SET TASK -
Every line that includes the word "icon" is to be listed.

(Entries from a dataset)
▼▼▼
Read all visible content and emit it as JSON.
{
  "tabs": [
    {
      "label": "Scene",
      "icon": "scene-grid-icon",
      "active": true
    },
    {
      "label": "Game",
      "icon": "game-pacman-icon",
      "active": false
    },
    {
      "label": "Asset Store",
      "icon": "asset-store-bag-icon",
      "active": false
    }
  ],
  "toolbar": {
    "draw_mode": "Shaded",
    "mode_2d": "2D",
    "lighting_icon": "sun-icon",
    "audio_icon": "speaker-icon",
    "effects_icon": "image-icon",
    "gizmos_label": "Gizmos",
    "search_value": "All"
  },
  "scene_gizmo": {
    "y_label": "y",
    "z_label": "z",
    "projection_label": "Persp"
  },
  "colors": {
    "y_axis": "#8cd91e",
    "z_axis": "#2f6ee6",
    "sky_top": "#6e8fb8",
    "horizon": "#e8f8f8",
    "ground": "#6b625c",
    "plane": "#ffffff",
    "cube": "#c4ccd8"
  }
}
▲▲▲
THE REPLY -
      "icon": "scene-grid-icon",
      "icon": "game-pacman-icon",
      "icon": "asset-store-bag-icon",
    "lighting_icon": "sun-icon",
    "audio_icon": "speaker-icon",
    "effects_icon": "image-icon",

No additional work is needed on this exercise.